— PROMPT —
Select each line where the word "Weight" appears.

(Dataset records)
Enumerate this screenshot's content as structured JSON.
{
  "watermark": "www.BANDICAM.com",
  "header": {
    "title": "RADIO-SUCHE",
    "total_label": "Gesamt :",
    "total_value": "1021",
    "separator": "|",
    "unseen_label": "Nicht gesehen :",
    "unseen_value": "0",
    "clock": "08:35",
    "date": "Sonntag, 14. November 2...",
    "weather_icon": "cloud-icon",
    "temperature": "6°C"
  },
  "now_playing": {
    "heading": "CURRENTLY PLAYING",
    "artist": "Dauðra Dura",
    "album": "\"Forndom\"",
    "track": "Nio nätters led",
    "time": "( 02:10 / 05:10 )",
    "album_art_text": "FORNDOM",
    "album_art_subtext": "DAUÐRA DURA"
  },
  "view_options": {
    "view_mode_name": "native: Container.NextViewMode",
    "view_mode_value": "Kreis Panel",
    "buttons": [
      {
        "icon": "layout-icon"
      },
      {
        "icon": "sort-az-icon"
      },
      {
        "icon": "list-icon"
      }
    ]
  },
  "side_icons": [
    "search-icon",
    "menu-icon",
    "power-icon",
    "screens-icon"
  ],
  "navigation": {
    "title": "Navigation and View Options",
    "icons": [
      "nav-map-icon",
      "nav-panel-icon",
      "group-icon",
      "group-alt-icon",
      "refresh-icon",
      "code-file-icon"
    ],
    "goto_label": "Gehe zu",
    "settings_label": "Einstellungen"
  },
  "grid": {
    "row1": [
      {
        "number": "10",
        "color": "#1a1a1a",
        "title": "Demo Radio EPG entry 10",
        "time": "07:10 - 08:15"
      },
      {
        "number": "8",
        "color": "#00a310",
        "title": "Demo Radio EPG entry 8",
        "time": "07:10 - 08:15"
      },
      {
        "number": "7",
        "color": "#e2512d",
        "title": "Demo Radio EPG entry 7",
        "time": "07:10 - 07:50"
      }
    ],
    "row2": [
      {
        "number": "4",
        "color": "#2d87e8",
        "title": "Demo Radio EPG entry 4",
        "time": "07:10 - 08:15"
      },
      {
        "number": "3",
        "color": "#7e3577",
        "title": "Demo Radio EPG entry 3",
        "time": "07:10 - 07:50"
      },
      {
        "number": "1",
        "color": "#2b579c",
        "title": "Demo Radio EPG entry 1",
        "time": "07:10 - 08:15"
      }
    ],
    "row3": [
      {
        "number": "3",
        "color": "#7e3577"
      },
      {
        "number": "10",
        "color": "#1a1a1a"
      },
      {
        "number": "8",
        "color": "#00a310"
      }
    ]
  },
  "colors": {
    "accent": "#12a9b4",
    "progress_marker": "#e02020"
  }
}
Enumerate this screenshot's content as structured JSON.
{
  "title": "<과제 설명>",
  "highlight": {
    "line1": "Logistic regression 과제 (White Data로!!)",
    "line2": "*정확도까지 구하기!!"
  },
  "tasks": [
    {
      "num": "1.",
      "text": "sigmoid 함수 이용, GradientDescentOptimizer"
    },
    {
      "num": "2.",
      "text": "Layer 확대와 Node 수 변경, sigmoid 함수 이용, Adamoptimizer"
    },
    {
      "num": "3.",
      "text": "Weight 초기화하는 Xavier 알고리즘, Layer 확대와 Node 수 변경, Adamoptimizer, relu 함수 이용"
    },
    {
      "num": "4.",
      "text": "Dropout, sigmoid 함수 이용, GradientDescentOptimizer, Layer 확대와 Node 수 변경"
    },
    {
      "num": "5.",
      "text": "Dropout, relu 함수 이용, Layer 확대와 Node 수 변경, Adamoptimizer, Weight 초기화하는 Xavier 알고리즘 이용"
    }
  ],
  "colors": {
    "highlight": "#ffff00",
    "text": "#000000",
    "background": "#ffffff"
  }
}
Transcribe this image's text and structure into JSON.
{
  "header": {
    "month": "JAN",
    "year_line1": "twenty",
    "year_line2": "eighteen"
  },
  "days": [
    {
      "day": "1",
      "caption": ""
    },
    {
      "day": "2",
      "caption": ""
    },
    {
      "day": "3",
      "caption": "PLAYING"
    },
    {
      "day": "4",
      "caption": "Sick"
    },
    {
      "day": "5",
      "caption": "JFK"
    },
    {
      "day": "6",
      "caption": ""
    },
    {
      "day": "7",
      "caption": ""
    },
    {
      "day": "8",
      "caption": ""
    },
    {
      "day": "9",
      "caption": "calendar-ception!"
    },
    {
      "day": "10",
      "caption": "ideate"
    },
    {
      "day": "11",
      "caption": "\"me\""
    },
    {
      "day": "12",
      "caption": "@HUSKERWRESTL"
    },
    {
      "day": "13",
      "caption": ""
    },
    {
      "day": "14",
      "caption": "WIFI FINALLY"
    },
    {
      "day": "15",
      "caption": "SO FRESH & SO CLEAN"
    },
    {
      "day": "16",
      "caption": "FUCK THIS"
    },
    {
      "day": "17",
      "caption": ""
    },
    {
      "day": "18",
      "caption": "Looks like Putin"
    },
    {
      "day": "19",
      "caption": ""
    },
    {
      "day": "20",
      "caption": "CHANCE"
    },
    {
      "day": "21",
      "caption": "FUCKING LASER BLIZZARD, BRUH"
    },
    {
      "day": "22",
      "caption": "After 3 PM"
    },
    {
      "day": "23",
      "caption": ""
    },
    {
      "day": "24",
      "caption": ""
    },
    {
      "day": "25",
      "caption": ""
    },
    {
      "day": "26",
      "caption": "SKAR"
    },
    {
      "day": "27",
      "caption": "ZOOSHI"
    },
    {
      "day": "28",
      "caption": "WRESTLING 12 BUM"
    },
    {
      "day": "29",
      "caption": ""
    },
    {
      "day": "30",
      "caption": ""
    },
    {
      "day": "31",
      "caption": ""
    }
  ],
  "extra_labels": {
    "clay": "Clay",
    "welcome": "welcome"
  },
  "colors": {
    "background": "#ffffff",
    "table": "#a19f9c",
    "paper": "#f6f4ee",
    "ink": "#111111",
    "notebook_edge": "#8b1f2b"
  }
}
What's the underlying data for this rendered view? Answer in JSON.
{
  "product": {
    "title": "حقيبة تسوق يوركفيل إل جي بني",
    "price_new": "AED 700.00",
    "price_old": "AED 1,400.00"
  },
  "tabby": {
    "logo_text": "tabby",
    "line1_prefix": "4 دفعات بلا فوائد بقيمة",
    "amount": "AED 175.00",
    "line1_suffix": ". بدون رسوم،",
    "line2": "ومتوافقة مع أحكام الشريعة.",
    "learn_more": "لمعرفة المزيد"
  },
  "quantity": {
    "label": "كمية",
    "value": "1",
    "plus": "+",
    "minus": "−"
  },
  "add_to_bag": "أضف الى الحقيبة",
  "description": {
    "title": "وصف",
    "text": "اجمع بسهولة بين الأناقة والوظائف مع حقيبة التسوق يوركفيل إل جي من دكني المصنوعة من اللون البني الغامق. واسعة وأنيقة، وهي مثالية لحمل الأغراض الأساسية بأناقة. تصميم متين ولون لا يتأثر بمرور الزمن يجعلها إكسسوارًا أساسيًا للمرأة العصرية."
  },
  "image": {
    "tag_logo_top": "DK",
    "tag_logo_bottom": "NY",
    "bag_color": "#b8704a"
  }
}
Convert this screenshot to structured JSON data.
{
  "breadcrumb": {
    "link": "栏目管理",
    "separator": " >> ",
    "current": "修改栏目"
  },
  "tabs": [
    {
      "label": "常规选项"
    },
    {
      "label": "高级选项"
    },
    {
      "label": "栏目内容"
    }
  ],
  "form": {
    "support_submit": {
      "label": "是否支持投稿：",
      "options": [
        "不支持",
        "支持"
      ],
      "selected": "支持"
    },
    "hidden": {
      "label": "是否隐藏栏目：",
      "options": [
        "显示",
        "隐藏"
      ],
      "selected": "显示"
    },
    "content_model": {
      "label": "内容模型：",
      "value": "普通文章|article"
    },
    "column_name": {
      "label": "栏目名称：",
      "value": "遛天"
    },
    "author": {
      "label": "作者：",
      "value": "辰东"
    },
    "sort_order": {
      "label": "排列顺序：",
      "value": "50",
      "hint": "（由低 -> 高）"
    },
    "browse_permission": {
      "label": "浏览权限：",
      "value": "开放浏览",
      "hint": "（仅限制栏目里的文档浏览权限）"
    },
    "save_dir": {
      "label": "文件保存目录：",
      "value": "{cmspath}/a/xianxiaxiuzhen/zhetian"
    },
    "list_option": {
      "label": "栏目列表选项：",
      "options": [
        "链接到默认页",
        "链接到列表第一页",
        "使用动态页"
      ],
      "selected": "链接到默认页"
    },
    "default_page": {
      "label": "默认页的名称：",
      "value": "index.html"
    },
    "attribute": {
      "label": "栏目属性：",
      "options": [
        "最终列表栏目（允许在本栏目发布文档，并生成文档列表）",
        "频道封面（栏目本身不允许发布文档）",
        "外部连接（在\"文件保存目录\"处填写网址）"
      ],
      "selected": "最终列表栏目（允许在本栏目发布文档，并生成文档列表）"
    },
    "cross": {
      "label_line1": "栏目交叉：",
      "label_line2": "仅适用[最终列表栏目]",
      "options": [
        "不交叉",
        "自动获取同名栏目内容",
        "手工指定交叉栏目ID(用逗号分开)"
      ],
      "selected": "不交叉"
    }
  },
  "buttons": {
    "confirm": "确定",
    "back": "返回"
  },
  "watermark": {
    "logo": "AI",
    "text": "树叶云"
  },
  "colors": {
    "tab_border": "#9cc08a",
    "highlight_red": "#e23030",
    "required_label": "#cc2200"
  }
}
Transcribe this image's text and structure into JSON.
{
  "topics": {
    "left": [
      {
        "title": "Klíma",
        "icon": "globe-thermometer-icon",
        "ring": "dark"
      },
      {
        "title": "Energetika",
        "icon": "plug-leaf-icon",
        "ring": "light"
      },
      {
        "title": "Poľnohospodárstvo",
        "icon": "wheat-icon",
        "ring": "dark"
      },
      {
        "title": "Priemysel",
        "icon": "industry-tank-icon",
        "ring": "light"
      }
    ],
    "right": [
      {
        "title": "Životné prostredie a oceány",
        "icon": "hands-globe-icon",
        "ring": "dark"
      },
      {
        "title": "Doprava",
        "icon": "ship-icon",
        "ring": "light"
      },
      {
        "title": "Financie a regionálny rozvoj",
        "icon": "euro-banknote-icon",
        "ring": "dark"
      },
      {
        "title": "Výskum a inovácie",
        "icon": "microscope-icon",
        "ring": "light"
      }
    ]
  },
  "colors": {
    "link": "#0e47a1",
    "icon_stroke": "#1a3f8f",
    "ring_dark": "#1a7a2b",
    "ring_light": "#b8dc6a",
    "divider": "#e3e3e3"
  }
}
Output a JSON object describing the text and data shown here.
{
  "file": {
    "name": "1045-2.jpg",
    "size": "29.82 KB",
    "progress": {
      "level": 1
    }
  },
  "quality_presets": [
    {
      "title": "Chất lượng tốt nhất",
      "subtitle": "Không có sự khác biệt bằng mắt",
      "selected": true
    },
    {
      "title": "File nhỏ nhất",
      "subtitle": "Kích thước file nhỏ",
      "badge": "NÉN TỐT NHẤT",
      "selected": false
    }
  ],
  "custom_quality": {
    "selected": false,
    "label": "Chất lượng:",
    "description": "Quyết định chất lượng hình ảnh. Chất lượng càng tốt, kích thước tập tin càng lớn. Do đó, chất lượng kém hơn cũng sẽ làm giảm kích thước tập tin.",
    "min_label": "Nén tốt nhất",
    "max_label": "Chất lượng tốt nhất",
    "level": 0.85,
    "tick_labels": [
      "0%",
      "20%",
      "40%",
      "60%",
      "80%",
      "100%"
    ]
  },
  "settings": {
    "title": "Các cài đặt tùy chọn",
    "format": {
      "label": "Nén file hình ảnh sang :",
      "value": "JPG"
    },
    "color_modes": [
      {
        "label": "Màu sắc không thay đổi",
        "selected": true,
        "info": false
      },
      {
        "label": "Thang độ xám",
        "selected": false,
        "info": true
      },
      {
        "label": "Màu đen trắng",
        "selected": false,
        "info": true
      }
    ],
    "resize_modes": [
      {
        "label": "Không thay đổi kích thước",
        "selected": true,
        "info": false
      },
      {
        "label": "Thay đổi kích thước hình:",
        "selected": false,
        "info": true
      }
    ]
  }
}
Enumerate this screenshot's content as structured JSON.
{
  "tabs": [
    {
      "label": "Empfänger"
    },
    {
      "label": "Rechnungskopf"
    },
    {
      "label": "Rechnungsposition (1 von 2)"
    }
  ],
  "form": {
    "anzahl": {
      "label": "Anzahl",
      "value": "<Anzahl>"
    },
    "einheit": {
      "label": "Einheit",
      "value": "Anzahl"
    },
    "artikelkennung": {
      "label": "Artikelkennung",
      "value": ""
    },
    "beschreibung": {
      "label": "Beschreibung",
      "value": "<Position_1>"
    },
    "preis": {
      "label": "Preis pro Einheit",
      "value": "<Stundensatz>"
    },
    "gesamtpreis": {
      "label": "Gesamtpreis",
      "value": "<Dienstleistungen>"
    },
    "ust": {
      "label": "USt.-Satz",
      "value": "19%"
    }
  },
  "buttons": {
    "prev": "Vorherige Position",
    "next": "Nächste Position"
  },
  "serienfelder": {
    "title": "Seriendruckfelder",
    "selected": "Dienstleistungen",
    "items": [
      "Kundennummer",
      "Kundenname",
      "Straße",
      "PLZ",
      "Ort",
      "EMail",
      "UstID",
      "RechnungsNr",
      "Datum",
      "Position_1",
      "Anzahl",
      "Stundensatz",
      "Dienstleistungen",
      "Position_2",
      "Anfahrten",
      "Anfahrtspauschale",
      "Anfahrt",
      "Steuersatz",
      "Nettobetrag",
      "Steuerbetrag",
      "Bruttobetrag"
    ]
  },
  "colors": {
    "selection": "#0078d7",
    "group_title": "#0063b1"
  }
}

— FINISHED ANSWER —
      "text": "Weight 초기화하는 Xavier 알고리즘, Layer 확대와 Node 수 변경, Adamoptimizer, relu 함수 이용"
      "text": "Dropout, relu 함수 이용, Layer 확대와 Node 수 변경, Adamoptimizer, Weight 초기화하는 Xavier 알고리즘 이용"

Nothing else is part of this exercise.